_GOAL_. Skip every image and restate the data word for word.

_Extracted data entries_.
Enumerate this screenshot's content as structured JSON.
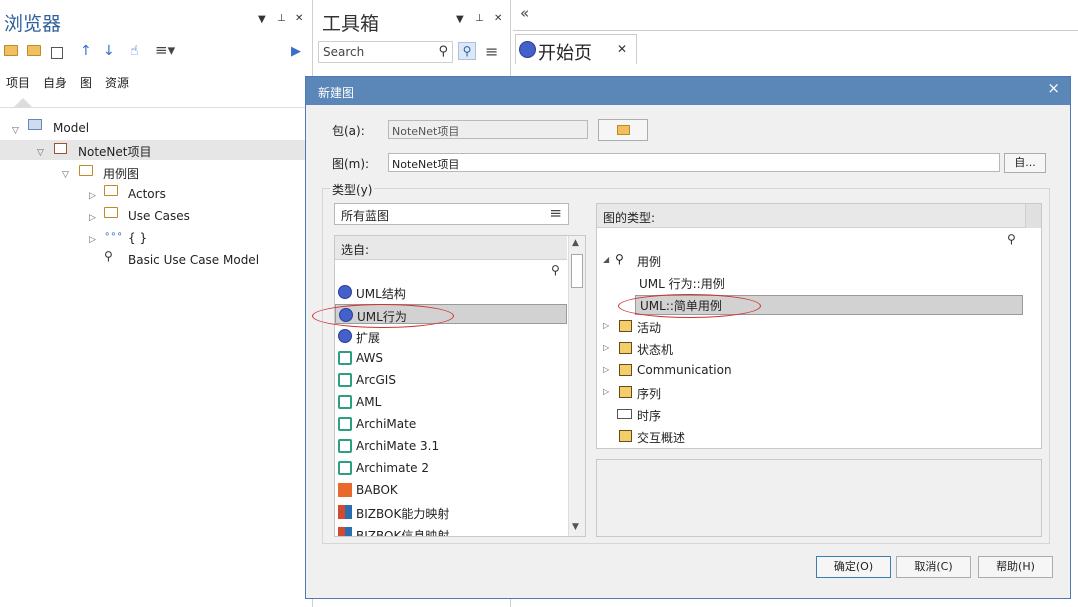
{
  "browser": {
    "title": "浏览器",
    "tabs": [
      "项目",
      "自身",
      "图",
      "资源"
    ],
    "tree": [
      {
        "label": "Model"
      },
      {
        "label": "NoteNet项目"
      },
      {
        "label": "用例图"
      },
      {
        "label": "Actors"
      },
      {
        "label": "Use Cases"
      },
      {
        "label": "{ }"
      },
      {
        "label": "Basic Use Case Model"
      }
    ]
  },
  "toolbox": {
    "title": "工具箱",
    "search_placeholder": "Search"
  },
  "start_tab": {
    "label": "开始页",
    "collapse_glyph": "«"
  },
  "dialog": {
    "title": "新建图",
    "package_label": "包(a):",
    "package_value": "NoteNet项目",
    "diagram_label": "图(m):",
    "diagram_value": "NoteNet项目",
    "auto_button": "自...",
    "type_group_label": "类型(y)",
    "blueprint_select": "所有蓝图",
    "select_from_header": "选自:",
    "left_items": [
      {
        "label": "UML结构",
        "icon": "uml"
      },
      {
        "label": "UML行为",
        "icon": "uml",
        "selected": true
      },
      {
        "label": "扩展",
        "icon": "uml"
      },
      {
        "label": "AWS",
        "icon": "aws"
      },
      {
        "label": "ArcGIS",
        "icon": "aws"
      },
      {
        "label": "AML",
        "icon": "aws"
      },
      {
        "label": "ArchiMate",
        "icon": "aws"
      },
      {
        "label": "ArchiMate 3.1",
        "icon": "aws"
      },
      {
        "label": "Archimate 2",
        "icon": "aws"
      },
      {
        "label": "BABOK",
        "icon": "babok"
      },
      {
        "label": "BIZBOK能力映射",
        "icon": "bizbok"
      },
      {
        "label": "BIZBOK信息映射",
        "icon": "bizbok"
      }
    ],
    "diagram_types_header": "图的类型:",
    "right_items": [
      {
        "label": "用例",
        "expanded": true
      },
      {
        "label": "UML 行为::用例",
        "child": true
      },
      {
        "label": "UML::简单用例",
        "child": true,
        "selected": true
      },
      {
        "label": "活动"
      },
      {
        "label": "状态机"
      },
      {
        "label": "Communication"
      },
      {
        "label": "序列"
      },
      {
        "label": "时序"
      },
      {
        "label": "交互概述"
      }
    ],
    "ok_button": "确定(O)",
    "cancel_button": "取消(C)",
    "help_button": "帮助(H)"
  },
  "colors": {
    "title_bar": "#5b86b8",
    "panel_title": "#2f5f9a",
    "selection": "#d2d2d2",
    "annotation": "#d43030"
  }
}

_CORRECT RESPONSE_.
Enumerate this screenshot's content as structured JSON.
{
  "browser": {
    "title": "浏览器",
    "tabs": [
      "项目",
      "自身",
      "图",
      "资源"
    ],
    "tree": [
      {
        "label": "Model"
      },
      {
        "label": "NoteNet项目"
      },
      {
        "label": "用例图"
      },
      {
        "label": "Actors"
      },
      {
        "label": "Use Cases"
      },
      {
        "label": "{ }"
      },
      {
        "label": "Basic Use Case Model"
      }
    ]
  },
  "toolbox": {
    "title": "工具箱",
    "search_placeholder": "Search"
  },
  "start_tab": {
    "label": "开始页",
    "collapse_glyph": "«"
  },
  "dialog": {
    "title": "新建图",
    "package_label": "包(a):",
    "package_value": "NoteNet项目",
    "diagram_label": "图(m):",
    "diagram_value": "NoteNet项目",
    "auto_button": "自...",
    "type_group_label": "类型(y)",
    "blueprint_select": "所有蓝图",
    "select_from_header": "选自:",
    "left_items": [
      {
        "label": "UML结构",
        "icon": "uml"
      },
      {
        "label": "UML行为",
        "icon": "uml",
        "selected": true
      },
      {
        "label": "扩展",
        "icon": "uml"
      },
      {
        "label": "AWS",
        "icon": "aws"
      },
      {
        "label": "ArcGIS",
        "icon": "aws"
      },
      {
        "label": "AML",
        "icon": "aws"
      },
      {
        "label": "ArchiMate",
        "icon": "aws"
      },
      {
        "label": "ArchiMate 3.1",
        "icon": "aws"
      },
      {
        "label": "Archimate 2",
        "icon": "aws"
      },
      {
        "label": "BABOK",
        "icon": "babok"
      },
      {
        "label": "BIZBOK能力映射",
        "icon": "bizbok"
      },
      {
        "label": "BIZBOK信息映射",
        "icon": "bizbok"
      }
    ],
    "diagram_types_header": "图的类型:",
    "right_items": [
      {
        "label": "用例",
        "expanded": true
      },
      {
        "label": "UML 行为::用例",
        "child": true
      },
      {
        "label": "UML::简单用例",
        "child": true,
        "selected": true
      },
      {
        "label": "活动"
      },
      {
        "label": "状态机"
      },
      {
        "label": "Communication"
      },
      {
        "label": "序列"
      },
      {
        "label": "时序"
      },
      {
        "label": "交互概述"
      }
    ],
    "ok_button": "确定(O)",
    "cancel_button": "取消(C)",
    "help_button": "帮助(H)"
  },
  "colors": {
    "title_bar": "#5b86b8",
    "panel_title": "#2f5f9a",
    "selection": "#d2d2d2",
    "annotation": "#d43030"
  }
}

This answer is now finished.